■ VORLIEGENDER TEXT
1. Der Kreisverband darf keine finanziellen Verpflichtungen eingehen, für die keine Deckung im Vermögen und auf dem Konto und der Handkasse vorhanden ist. Ein negatives Reinvermögen ist nicht zulässig. Für vom Vorstand nicht genehmigte Rechtsgeschäfte haftet nur, wer sie veranlasst hat.

2. Begeht eine Gliederung der Partei Verstöße gegen das Parteiengesetz, die mit Sanktionen bedroht sind, in dem sie z. B. ihrer Rechenschaftspflicht nicht genügt, rechtswidrig Spenden annimmt, Mittel nicht den Vorschriften des Parteiengesetzes entsprechend verwendet, so haftet sie für den hierdurch entstandenen Schaden. Die Haftung der handelnden Personen bleibt davon unberührt.

§ 5 KASSENFÜHRUNG UND HAUSHALT

1. Der Kreisverband und seine Untergliederungen dürfen ihre finanziellen Mittel aus­schließlich für die den Parteien nach dem Grundgesetz und dem Parteiengesetz obliegenden Aufgaben verwenden.

■ ARBEITSAUFTRÄGE
(1) Entnehmen Sie dem vorliegenden Text die Passage, die mit „2. Begeht eine“ beginnt und mit „obliegenden Aufgaben verwenden.“ endet, und geben Sie sie wortgetreu wieder.
(2) Beantworten Sie anhand des vorliegenden Textes die folgenden Fragen:
(a) Welche Art von Reinvermögen ist nicht zulässig?
(b) Wer haftet für Rechtsgeschäfte, die der Vorstand nicht genehmigt hat?
(c) Wofür dürfen der Kreisverband und seine Untergliederungen ihre finanziellen Mittel ausschließlich verwenden?

■ BEREITGESTELLTE ANGABEN

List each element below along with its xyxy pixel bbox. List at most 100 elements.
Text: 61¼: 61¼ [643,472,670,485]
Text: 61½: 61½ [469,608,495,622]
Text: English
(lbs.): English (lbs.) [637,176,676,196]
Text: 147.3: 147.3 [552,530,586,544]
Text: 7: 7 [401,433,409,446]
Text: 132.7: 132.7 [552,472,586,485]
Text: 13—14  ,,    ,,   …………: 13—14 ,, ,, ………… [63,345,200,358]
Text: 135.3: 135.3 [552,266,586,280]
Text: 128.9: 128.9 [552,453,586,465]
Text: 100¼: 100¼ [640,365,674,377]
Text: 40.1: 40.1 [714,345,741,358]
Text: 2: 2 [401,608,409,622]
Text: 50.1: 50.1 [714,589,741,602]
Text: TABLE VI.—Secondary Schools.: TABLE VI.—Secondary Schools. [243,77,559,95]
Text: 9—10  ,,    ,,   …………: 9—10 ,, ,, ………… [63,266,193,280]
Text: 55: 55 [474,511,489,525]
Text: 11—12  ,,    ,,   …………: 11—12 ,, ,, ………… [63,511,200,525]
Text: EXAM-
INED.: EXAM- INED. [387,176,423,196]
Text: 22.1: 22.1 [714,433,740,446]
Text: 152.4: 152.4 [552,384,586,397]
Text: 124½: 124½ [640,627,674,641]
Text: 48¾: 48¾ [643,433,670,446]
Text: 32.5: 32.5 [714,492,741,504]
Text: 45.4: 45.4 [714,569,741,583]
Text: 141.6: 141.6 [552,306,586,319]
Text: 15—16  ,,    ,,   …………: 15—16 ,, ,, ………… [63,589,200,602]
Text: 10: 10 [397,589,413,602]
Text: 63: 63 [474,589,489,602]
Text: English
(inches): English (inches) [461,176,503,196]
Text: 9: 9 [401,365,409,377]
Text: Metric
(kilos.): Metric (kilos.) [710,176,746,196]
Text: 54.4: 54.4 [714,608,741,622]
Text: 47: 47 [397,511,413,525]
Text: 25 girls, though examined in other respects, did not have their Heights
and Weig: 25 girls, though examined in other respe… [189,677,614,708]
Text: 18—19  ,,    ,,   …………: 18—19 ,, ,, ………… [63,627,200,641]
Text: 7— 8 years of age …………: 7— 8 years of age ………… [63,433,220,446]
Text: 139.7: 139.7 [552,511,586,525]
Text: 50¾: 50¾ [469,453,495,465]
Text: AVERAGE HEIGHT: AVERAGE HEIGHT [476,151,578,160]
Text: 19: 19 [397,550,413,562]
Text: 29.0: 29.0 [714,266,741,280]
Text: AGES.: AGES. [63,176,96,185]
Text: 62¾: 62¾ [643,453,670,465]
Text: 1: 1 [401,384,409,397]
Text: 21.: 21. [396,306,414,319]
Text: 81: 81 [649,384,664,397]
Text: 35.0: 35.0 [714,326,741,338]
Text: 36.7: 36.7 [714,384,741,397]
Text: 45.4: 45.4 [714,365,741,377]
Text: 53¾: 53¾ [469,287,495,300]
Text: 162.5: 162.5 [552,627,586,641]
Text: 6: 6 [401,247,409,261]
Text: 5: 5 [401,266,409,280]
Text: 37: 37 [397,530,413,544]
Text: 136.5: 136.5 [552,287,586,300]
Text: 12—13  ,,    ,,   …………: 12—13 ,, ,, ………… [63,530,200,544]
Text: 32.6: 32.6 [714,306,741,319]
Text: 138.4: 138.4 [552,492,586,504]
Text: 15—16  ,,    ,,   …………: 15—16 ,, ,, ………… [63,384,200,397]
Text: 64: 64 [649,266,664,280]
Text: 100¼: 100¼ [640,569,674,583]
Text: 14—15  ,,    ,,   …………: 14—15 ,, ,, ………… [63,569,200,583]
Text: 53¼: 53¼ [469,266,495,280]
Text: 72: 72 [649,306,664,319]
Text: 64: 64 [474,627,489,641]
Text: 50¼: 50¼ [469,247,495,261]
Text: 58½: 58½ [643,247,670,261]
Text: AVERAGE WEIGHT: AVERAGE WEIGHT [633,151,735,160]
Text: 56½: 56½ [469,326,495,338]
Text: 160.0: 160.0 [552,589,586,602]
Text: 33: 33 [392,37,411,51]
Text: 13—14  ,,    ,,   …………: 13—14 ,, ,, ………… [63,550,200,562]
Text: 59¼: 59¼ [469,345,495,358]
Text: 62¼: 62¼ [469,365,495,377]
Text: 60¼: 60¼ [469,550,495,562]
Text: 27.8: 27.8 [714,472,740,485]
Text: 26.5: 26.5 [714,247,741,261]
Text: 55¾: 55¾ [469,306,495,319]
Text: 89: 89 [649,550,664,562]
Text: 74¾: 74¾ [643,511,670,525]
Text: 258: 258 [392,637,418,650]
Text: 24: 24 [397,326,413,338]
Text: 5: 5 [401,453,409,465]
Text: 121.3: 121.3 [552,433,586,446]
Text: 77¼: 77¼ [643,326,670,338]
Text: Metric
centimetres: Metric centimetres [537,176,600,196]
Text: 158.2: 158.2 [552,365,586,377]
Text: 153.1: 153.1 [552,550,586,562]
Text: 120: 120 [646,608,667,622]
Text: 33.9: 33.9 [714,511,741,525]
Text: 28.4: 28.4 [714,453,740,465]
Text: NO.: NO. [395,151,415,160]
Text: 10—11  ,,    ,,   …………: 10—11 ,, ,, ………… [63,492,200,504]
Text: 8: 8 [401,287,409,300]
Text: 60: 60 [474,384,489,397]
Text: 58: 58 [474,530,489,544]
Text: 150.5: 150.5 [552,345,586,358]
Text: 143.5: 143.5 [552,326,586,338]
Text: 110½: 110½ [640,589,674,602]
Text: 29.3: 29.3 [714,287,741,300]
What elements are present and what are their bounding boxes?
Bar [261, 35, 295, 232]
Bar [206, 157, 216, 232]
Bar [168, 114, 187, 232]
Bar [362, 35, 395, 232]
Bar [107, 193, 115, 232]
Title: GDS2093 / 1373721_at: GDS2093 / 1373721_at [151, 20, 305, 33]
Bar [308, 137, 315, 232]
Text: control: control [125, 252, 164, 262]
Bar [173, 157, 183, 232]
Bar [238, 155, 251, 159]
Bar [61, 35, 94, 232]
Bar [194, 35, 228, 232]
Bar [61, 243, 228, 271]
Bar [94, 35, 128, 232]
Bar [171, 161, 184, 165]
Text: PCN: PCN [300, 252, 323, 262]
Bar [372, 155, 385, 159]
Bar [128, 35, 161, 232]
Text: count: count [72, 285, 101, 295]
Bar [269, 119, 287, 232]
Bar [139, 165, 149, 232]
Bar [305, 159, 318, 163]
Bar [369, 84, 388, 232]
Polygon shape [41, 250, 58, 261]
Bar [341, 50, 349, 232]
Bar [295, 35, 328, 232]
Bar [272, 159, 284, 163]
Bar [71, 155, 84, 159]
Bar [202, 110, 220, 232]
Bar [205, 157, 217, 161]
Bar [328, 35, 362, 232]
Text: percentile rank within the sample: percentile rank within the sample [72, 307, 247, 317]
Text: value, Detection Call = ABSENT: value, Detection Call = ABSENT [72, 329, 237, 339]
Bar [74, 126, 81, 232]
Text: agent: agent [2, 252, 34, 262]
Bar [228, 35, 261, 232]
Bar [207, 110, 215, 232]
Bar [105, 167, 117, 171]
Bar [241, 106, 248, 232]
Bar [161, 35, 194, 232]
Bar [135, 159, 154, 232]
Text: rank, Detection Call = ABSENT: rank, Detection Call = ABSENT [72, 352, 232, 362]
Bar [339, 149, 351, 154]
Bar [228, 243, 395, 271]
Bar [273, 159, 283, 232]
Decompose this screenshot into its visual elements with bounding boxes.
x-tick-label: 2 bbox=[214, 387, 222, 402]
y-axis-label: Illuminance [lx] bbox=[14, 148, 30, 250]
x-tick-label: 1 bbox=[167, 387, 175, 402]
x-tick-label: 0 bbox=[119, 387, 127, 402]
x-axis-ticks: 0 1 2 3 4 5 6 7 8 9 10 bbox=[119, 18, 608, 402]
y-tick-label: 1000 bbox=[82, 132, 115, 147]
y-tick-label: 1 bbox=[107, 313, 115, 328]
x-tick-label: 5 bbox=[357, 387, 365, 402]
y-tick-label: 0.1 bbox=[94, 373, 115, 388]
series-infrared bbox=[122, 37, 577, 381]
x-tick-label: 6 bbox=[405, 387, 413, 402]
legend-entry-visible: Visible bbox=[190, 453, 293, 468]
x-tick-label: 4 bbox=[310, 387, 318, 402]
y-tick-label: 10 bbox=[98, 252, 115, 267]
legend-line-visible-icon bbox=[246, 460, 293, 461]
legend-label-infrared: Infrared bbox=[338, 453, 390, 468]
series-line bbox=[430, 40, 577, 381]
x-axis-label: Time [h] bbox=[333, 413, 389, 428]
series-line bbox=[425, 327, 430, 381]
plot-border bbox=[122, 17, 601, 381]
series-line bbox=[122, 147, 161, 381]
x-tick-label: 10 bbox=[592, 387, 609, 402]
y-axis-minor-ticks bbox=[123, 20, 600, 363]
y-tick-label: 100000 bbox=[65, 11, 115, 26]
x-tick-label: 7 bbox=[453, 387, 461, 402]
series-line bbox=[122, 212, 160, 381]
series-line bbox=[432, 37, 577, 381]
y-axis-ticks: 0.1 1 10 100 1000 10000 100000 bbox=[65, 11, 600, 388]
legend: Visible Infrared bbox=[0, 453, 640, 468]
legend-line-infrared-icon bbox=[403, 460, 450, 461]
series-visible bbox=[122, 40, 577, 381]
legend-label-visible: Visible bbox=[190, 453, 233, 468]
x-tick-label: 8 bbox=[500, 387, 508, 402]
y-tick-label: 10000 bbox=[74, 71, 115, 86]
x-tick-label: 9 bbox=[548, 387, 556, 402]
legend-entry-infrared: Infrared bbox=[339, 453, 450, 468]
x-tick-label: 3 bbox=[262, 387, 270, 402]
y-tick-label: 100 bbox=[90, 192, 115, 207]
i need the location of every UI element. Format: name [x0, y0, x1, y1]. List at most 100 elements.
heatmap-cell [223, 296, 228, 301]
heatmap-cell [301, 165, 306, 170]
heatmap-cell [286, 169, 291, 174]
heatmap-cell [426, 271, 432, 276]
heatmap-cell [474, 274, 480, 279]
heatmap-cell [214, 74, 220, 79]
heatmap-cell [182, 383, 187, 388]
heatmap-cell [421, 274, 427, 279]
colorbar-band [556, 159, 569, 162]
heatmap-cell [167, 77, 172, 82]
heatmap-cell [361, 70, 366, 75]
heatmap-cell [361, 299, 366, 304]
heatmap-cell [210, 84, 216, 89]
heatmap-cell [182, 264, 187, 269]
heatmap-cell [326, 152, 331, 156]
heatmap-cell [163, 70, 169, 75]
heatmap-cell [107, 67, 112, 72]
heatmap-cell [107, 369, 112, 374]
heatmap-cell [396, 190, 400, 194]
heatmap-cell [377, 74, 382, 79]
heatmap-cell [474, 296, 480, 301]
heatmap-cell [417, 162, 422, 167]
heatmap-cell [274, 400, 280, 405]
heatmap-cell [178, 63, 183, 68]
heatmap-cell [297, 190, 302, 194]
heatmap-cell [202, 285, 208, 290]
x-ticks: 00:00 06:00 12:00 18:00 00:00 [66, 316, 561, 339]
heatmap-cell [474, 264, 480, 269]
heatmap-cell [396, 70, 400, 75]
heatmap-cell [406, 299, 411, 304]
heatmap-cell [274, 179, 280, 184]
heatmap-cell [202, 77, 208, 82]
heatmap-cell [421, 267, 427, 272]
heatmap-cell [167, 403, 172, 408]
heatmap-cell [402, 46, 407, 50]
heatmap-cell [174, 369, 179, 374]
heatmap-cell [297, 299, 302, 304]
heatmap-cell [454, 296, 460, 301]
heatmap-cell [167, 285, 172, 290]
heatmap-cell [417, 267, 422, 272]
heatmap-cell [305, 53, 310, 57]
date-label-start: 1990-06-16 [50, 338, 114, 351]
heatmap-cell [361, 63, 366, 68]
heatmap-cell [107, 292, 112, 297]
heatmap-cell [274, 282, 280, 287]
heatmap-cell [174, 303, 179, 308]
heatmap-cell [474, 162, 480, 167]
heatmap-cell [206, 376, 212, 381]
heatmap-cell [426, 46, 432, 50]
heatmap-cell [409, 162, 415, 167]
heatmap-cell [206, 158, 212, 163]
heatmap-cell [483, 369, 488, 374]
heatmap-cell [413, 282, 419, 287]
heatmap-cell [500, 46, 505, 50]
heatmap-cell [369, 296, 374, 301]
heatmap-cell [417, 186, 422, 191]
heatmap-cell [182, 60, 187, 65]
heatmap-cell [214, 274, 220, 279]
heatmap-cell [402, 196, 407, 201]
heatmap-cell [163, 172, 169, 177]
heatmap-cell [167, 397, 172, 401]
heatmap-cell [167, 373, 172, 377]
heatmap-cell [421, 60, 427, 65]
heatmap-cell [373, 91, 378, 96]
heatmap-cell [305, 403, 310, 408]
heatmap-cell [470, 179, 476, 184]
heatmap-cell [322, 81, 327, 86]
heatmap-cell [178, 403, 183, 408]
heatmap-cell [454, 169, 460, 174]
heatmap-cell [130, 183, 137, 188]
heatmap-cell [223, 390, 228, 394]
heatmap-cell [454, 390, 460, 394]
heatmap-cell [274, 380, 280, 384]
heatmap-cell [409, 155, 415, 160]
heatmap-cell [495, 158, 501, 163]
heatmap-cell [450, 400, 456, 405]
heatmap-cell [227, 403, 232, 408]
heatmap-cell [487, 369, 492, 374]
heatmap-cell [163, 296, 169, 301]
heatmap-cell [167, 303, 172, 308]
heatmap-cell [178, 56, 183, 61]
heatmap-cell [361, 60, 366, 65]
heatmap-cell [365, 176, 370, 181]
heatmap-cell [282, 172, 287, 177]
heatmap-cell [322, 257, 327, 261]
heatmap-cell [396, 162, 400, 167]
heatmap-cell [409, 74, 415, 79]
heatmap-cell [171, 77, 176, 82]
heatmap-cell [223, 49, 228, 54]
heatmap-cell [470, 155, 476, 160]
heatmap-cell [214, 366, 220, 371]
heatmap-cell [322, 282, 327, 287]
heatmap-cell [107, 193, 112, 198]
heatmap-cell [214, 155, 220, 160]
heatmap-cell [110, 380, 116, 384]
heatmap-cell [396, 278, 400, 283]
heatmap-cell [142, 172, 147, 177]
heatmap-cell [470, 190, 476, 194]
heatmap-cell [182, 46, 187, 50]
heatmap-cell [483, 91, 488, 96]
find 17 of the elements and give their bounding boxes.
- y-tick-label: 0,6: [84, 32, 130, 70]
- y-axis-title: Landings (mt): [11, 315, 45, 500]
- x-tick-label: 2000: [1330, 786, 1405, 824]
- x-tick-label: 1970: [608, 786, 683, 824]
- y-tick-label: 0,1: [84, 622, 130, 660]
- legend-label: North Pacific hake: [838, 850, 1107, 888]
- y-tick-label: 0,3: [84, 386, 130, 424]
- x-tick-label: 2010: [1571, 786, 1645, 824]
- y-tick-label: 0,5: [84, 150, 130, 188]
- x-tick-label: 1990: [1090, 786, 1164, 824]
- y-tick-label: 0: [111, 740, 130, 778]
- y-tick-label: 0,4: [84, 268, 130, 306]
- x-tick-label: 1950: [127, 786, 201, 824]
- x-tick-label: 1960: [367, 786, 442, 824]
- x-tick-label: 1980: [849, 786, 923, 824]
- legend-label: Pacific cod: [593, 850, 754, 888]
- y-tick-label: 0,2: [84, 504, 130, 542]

■ LÖSUNGEN DER REIHE
(1)
2. Begeht eine Gliederung der Partei Verstöße gegen das Parteiengesetz, die mit Sanktionen bedroht sind, in dem sie z. B. ihrer Rechenschaftspflicht nicht genügt, rechtswidrig Spenden annimmt, Mittel nicht den Vorschriften des Parteiengesetzes entsprechend verwendet, so haftet sie für den hierdurch entstandenen Schaden. Die Haftung der handelnden Personen bleibt davon unberührt.

§ 5 KASSENFÜHRUNG UND HAUSHALT

1. Der Kreisverband und seine Untergliederungen dürfen ihre finanziellen Mittel aus­schließlich für die den Parteien nach dem Grundgesetz und dem Parteiengesetz obliegenden Aufgaben verwenden.

(2)
(a) Ein negatives Reinvermögen ist nicht zulässig.
(b) Es haftet nur, wer sie veranlasst hat.
(c) Sie dürfen sie ausschließlich für die Aufgaben verwenden, die den Parteien nach dem Grundgesetz und dem Parteiengesetz obliegen.